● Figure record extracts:
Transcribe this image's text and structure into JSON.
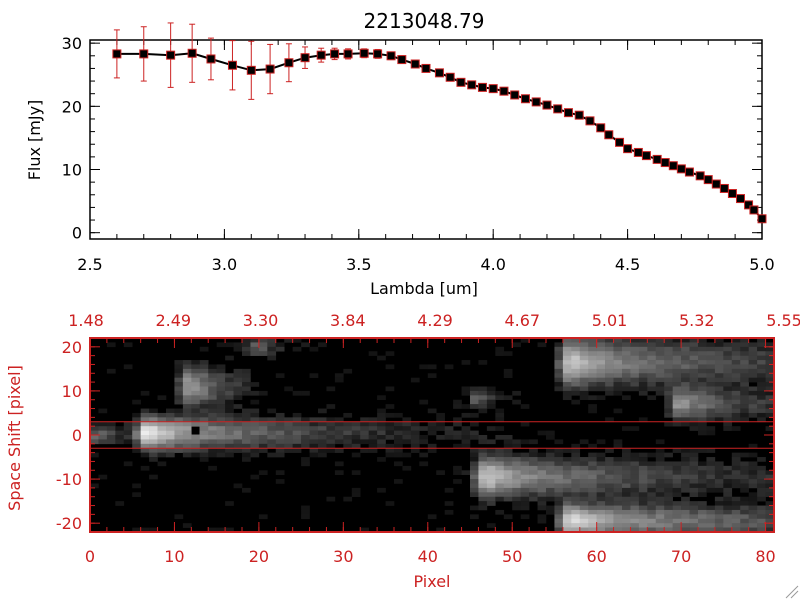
{
  "chart_data": [
    {
      "type": "line",
      "title": "2213048.79",
      "xlabel": "Lambda [um]",
      "ylabel": "Flux [mJy]",
      "xlim": [
        2.5,
        5.0
      ],
      "ylim": [
        -1,
        30.5
      ],
      "xticks": [
        "2.5",
        "3.0",
        "3.5",
        "4.0",
        "4.5",
        "5.0"
      ],
      "xtick_values": [
        2.5,
        3.0,
        3.5,
        4.0,
        4.5,
        5.0
      ],
      "yticks": [
        "0",
        "10",
        "20",
        "30"
      ],
      "ytick_values": [
        0,
        10,
        20,
        30
      ],
      "series": [
        {
          "name": "Flux",
          "x": [
            2.6,
            2.7,
            2.8,
            2.88,
            2.95,
            3.03,
            3.1,
            3.17,
            3.24,
            3.3,
            3.36,
            3.41,
            3.46,
            3.52,
            3.57,
            3.62,
            3.66,
            3.71,
            3.75,
            3.8,
            3.84,
            3.88,
            3.92,
            3.96,
            4.0,
            4.04,
            4.08,
            4.12,
            4.16,
            4.2,
            4.24,
            4.28,
            4.32,
            4.36,
            4.4,
            4.43,
            4.47,
            4.5,
            4.54,
            4.57,
            4.61,
            4.64,
            4.67,
            4.7,
            4.73,
            4.77,
            4.8,
            4.83,
            4.86,
            4.89,
            4.92,
            4.95,
            4.97,
            5.0
          ],
          "y": [
            28.3,
            28.3,
            28.1,
            28.4,
            27.5,
            26.5,
            25.7,
            25.9,
            26.9,
            27.7,
            28.1,
            28.3,
            28.3,
            28.4,
            28.3,
            28.0,
            27.4,
            26.7,
            26.0,
            25.3,
            24.6,
            23.8,
            23.4,
            23.0,
            22.8,
            22.4,
            21.8,
            21.2,
            20.7,
            20.2,
            19.6,
            19.0,
            18.6,
            17.7,
            16.6,
            15.5,
            14.3,
            13.3,
            12.7,
            12.2,
            11.6,
            11.1,
            10.6,
            10.1,
            9.6,
            9.0,
            8.4,
            7.7,
            7.0,
            6.2,
            5.4,
            4.4,
            3.6,
            2.2
          ],
          "yerr": [
            3.8,
            4.3,
            5.1,
            4.6,
            3.3,
            3.9,
            4.6,
            3.9,
            3.0,
            1.7,
            1.1,
            0.9,
            0.8,
            0.7,
            0.7,
            0.6,
            0.6,
            0.5,
            0.5,
            0.5,
            0.5,
            0.5,
            0.5,
            0.5,
            0.5,
            0.5,
            0.5,
            0.5,
            0.5,
            0.5,
            0.5,
            0.5,
            0.5,
            0.5,
            0.5,
            0.5,
            0.5,
            0.5,
            0.5,
            0.5,
            0.5,
            0.5,
            0.5,
            0.5,
            0.5,
            0.5,
            0.5,
            0.5,
            0.5,
            0.5,
            0.5,
            0.5,
            0.5,
            0.5
          ]
        }
      ],
      "colors": {
        "line": "#000000",
        "errorbar": "#cc2222"
      }
    },
    {
      "type": "heatmap",
      "xlabel": "Pixel",
      "ylabel": "Space Shift [pixel]",
      "xlim": [
        0,
        81
      ],
      "ylim": [
        -22,
        22
      ],
      "xticks": [
        "0",
        "10",
        "20",
        "30",
        "40",
        "50",
        "60",
        "70",
        "80"
      ],
      "xtick_values": [
        0,
        10,
        20,
        30,
        40,
        50,
        60,
        70,
        80
      ],
      "yticks": [
        "20",
        "10",
        "0",
        "-10",
        "-20"
      ],
      "ytick_values": [
        20,
        10,
        0,
        -10,
        -20
      ],
      "top_axis_labels": [
        "1.48",
        "2.49",
        "3.30",
        "3.84",
        "4.29",
        "4.67",
        "5.01",
        "5.32",
        "5.55"
      ],
      "aperture_lines": [
        3,
        -3
      ],
      "marker": {
        "x": 12.5,
        "y": 1
      },
      "blobs": [
        {
          "x0": 7,
          "x1": 50,
          "y": 0.5,
          "sigma_y": 2.5,
          "peak": 0.95,
          "decay": 0.06
        },
        {
          "x0": 12,
          "x1": 17,
          "y": 11,
          "sigma_y": 3,
          "peak": 0.6,
          "decay": 0.2
        },
        {
          "x0": 47,
          "x1": 81,
          "y": -9.5,
          "sigma_y": 3,
          "peak": 0.8,
          "decay": 0.05
        },
        {
          "x0": 57,
          "x1": 81,
          "y": 16.5,
          "sigma_y": 3.5,
          "peak": 0.8,
          "decay": 0.05
        },
        {
          "x0": 57,
          "x1": 81,
          "y": -19.5,
          "sigma_y": 2.5,
          "peak": 0.9,
          "decay": 0.04
        },
        {
          "x0": 70,
          "x1": 81,
          "y": 7,
          "sigma_y": 2.5,
          "peak": 0.55,
          "decay": 0.1
        },
        {
          "x0": 1,
          "x1": 7,
          "y": 0,
          "sigma_y": 1.5,
          "peak": 0.35,
          "decay": 0.3
        },
        {
          "x0": 46,
          "x1": 49,
          "y": 8,
          "sigma_y": 1.5,
          "peak": 0.3,
          "decay": 0.5
        },
        {
          "x0": 20,
          "x1": 24,
          "y": 20,
          "sigma_y": 1.5,
          "peak": 0.3,
          "decay": 0.4
        }
      ],
      "colors": {
        "axis": "#cc2222",
        "aperture": "#cc2222"
      }
    }
  ]
}
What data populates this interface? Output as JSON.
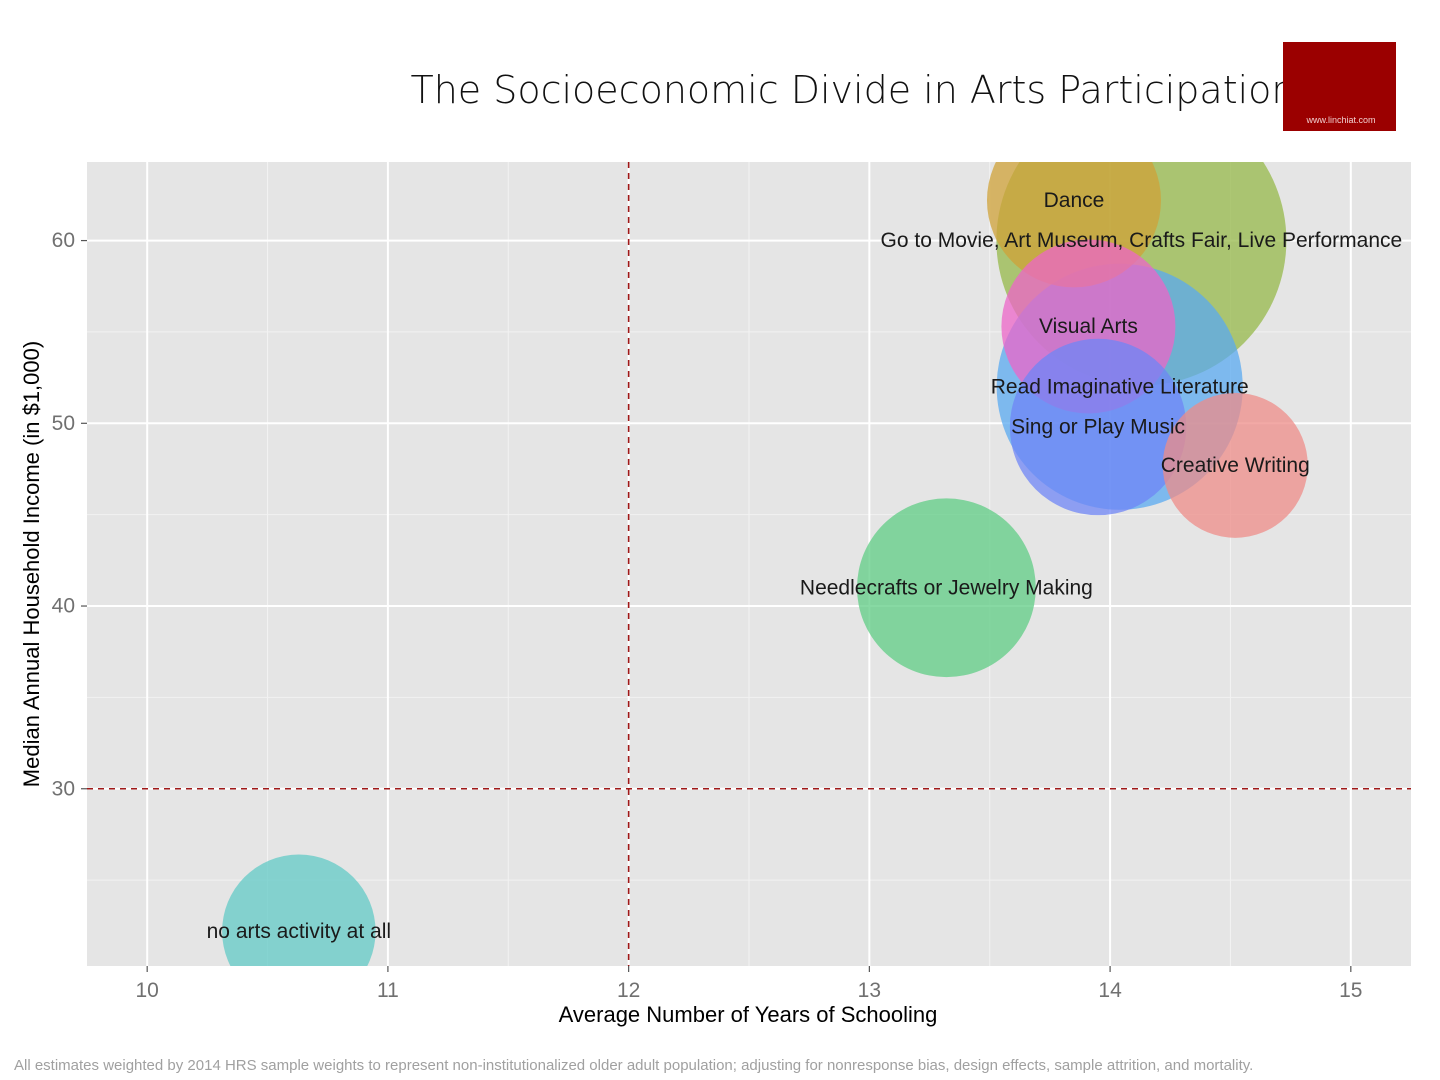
{
  "logo": {
    "text": "www.linchiat.com",
    "color": "#9b0000"
  },
  "footnote": "All estimates weighted by 2014 HRS sample weights to represent non-institutionalized older adult population; adjusting for nonresponse bias, design effects, sample attrition, and mortality.",
  "chart_data": {
    "type": "scatter",
    "title": "The Socioeconomic Divide in Arts Participation",
    "xlabel": "Average Number of Years of Schooling",
    "ylabel": "Median Annual Household Income (in $1,000)",
    "xlim": [
      9.75,
      15.25
    ],
    "ylim": [
      20.3,
      64.3
    ],
    "x_ticks": [
      10,
      11,
      12,
      13,
      14,
      15
    ],
    "y_ticks": [
      30,
      40,
      50,
      60
    ],
    "grid": true,
    "reference_lines": {
      "x": 12,
      "y": 30,
      "color": "#a01818",
      "style": "dashed"
    },
    "points": [
      {
        "label": "Go to Movie, Art Museum, Crafts Fair, Live Performance",
        "x": 14.13,
        "y": 60.0,
        "size": 1.0,
        "color": "#96b84a"
      },
      {
        "label": "Read Imaginative Literature",
        "x": 14.04,
        "y": 52.0,
        "size": 0.72,
        "color": "#5aaaf0"
      },
      {
        "label": "Dance",
        "x": 13.85,
        "y": 62.2,
        "size": 0.36,
        "color": "#cfa238"
      },
      {
        "label": "Visual Arts",
        "x": 13.91,
        "y": 55.3,
        "size": 0.36,
        "color": "#ec66c8"
      },
      {
        "label": "Sing or Play Music",
        "x": 13.95,
        "y": 49.8,
        "size": 0.37,
        "color": "#6f85f6"
      },
      {
        "label": "Creative Writing",
        "x": 14.52,
        "y": 47.7,
        "size": 0.25,
        "color": "#ee8c88"
      },
      {
        "label": "Needlecrafts or Jewelry Making",
        "x": 13.32,
        "y": 41.0,
        "size": 0.38,
        "color": "#5fcc84"
      },
      {
        "label": "no arts activity at all",
        "x": 10.63,
        "y": 22.2,
        "size": 0.28,
        "color": "#62cac6"
      }
    ]
  }
}
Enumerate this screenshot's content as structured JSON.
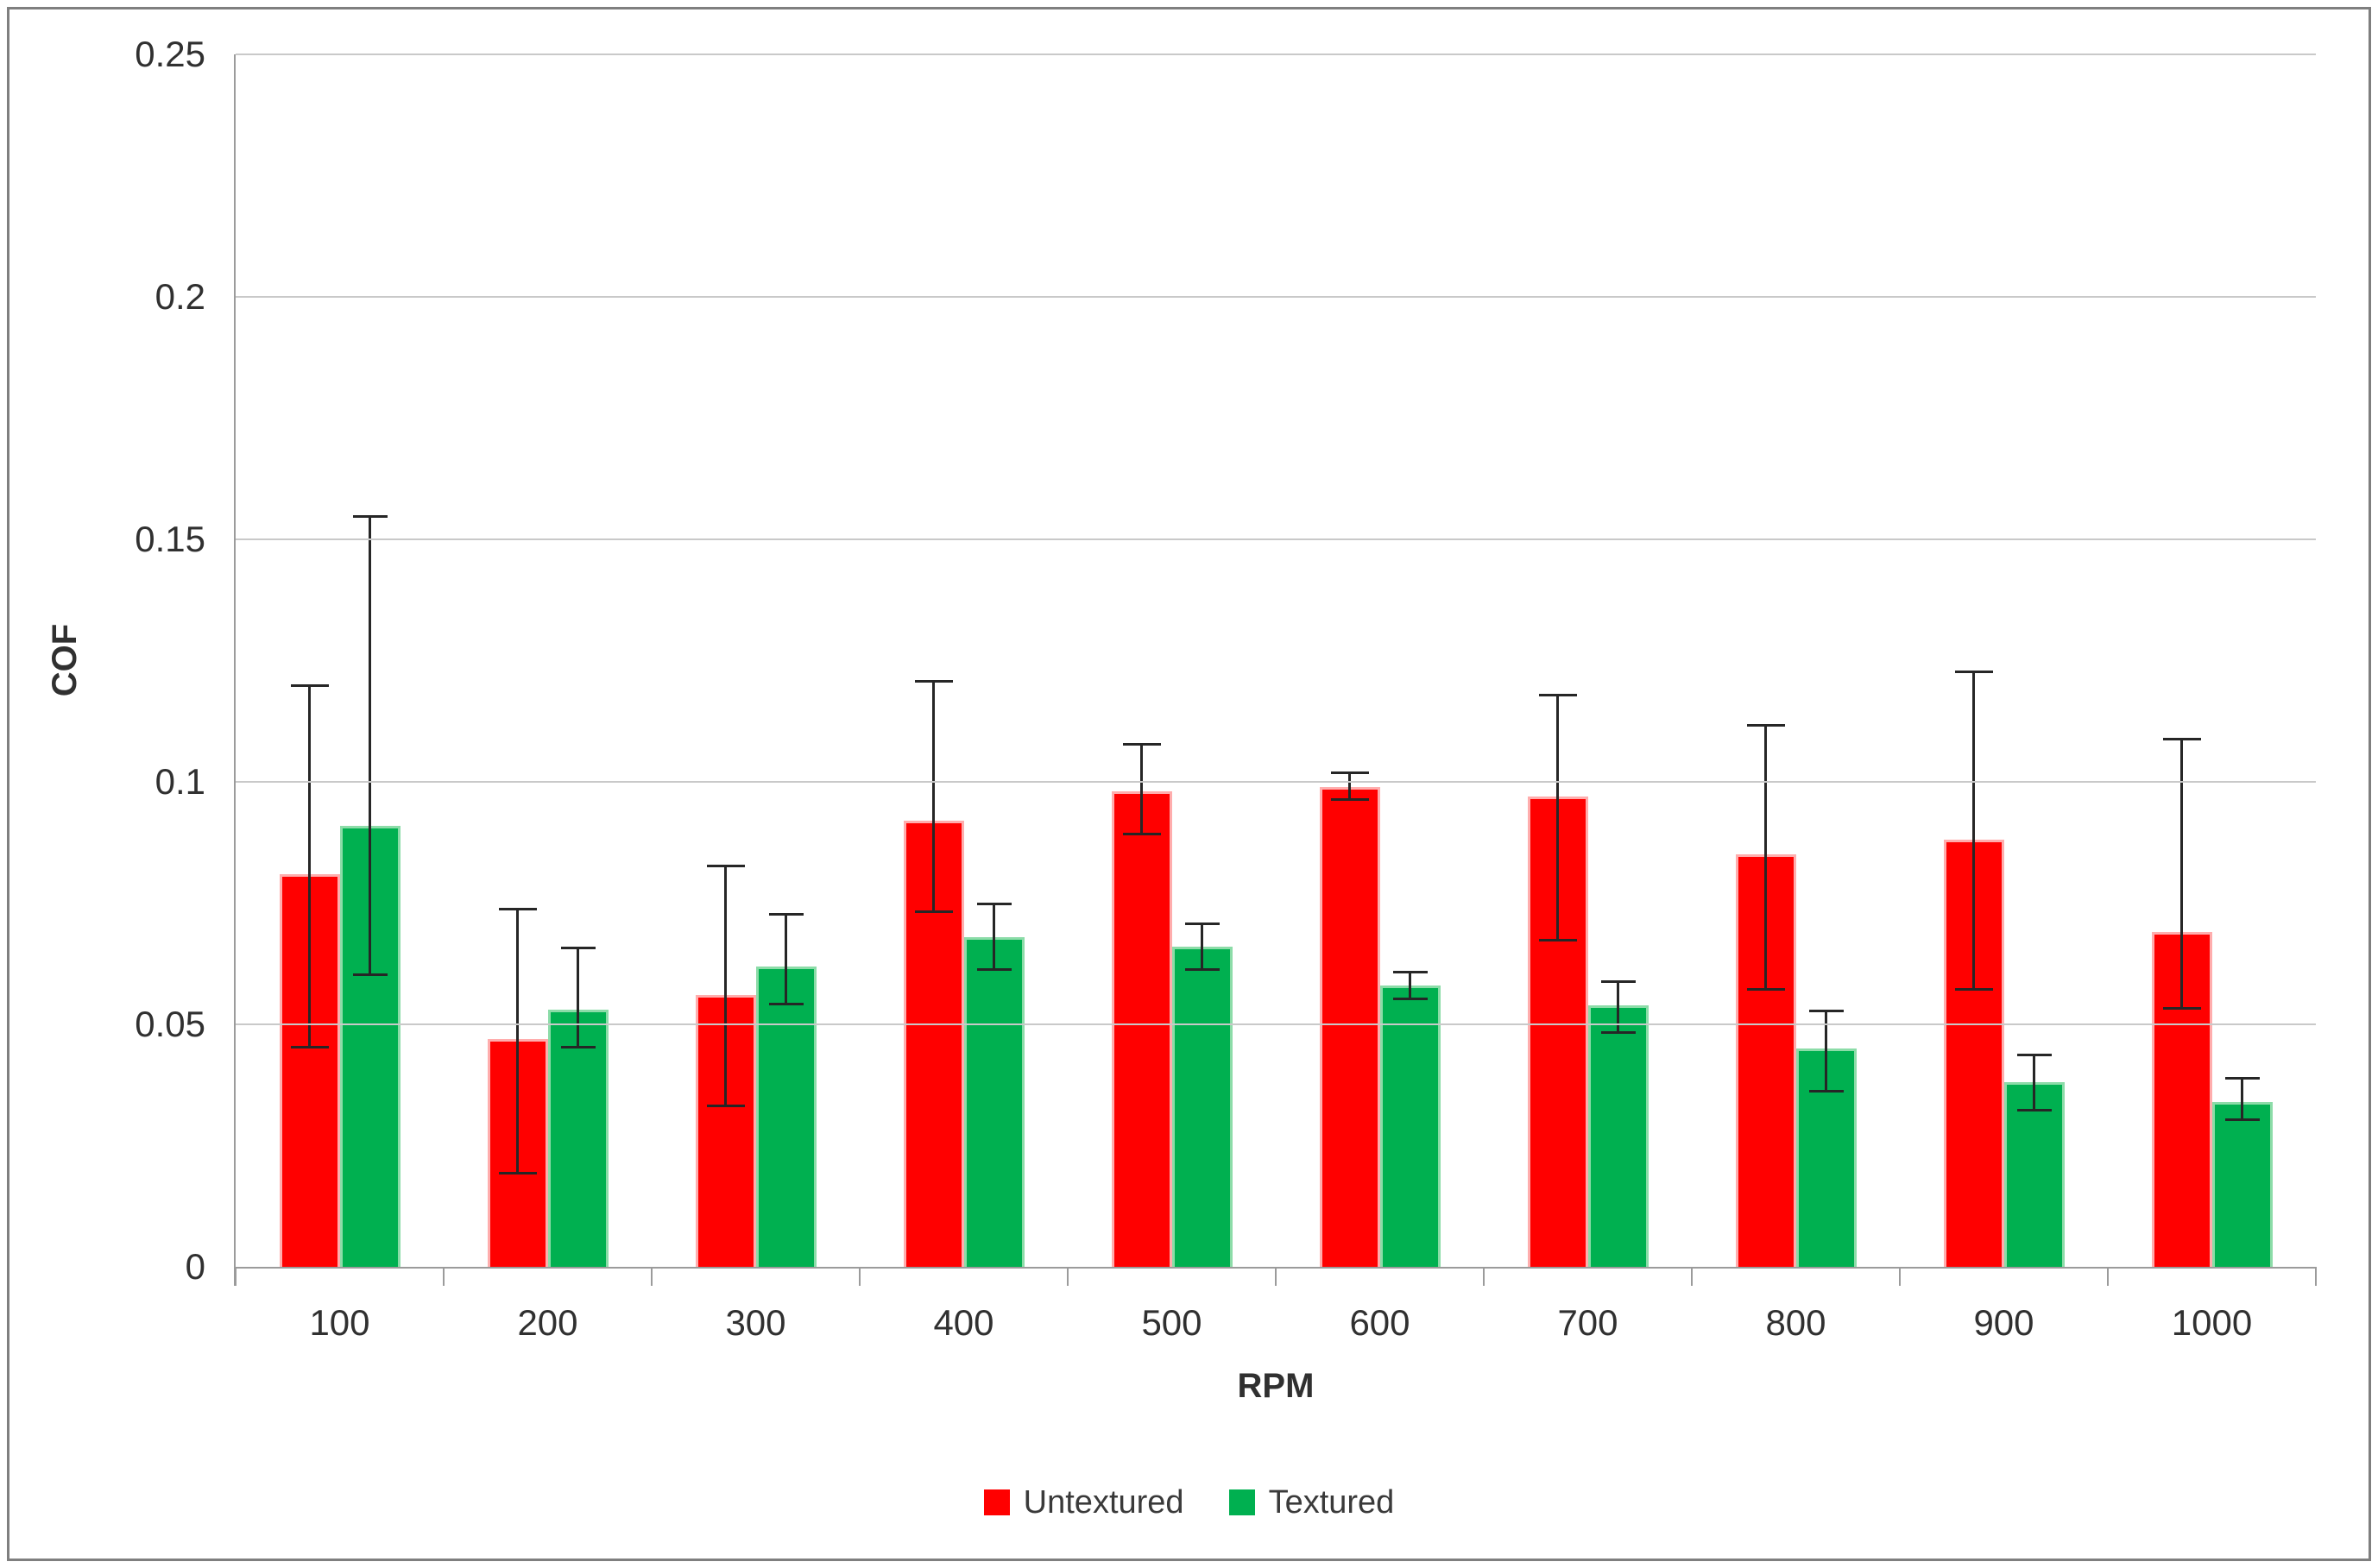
{
  "chart_data": {
    "type": "bar",
    "title": "",
    "xlabel": "RPM",
    "ylabel": "COF",
    "categories": [
      "100",
      "200",
      "300",
      "400",
      "500",
      "600",
      "700",
      "800",
      "900",
      "1000"
    ],
    "y_tick_labels": [
      "0",
      "0.05",
      "0.1",
      "0.15",
      "0.2",
      "0.25"
    ],
    "y_tick_values": [
      0,
      0.05,
      0.1,
      0.15,
      0.2,
      0.25
    ],
    "ylim": [
      0,
      0.25
    ],
    "grid": true,
    "legend_position": "bottom",
    "series": [
      {
        "name": "Untextured",
        "color": "#FF0000",
        "values": [
          0.081,
          0.047,
          0.056,
          0.092,
          0.098,
          0.099,
          0.097,
          0.085,
          0.088,
          0.069
        ],
        "whisker_high": [
          0.12,
          0.074,
          0.083,
          0.121,
          0.108,
          0.102,
          0.118,
          0.112,
          0.123,
          0.109
        ],
        "whisker_low": [
          0.045,
          0.019,
          0.033,
          0.073,
          0.089,
          0.096,
          0.067,
          0.057,
          0.057,
          0.053
        ]
      },
      {
        "name": "Textured",
        "color": "#00B050",
        "values": [
          0.091,
          0.053,
          0.062,
          0.068,
          0.066,
          0.058,
          0.054,
          0.045,
          0.038,
          0.034
        ],
        "whisker_high": [
          0.155,
          0.066,
          0.073,
          0.075,
          0.071,
          0.061,
          0.059,
          0.053,
          0.044,
          0.039
        ],
        "whisker_low": [
          0.06,
          0.045,
          0.054,
          0.061,
          0.061,
          0.055,
          0.048,
          0.036,
          0.032,
          0.03
        ]
      }
    ],
    "error_bar_color": "#262626",
    "gridline_color": "#C9C9C9",
    "axis_line_color": "#9B9B9B"
  }
}
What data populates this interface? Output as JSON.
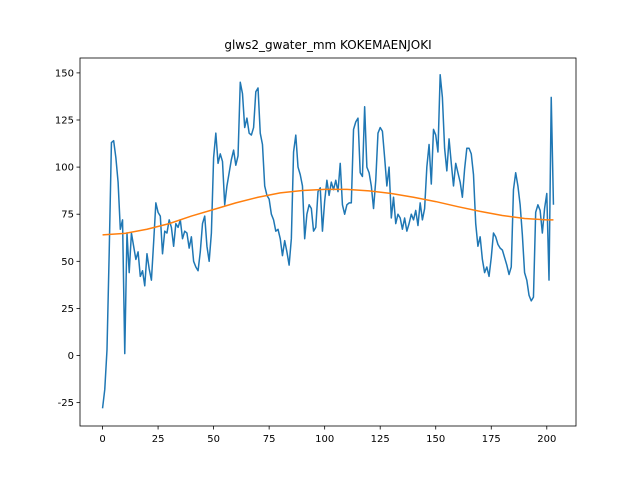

● AIM OF THE TASK: Search the data above for lines holding "name" and copy each of them.

● WRITTEN RESPONSE:
          "name": "Flux",
        "name": "Untextured",
        "name": "Textured",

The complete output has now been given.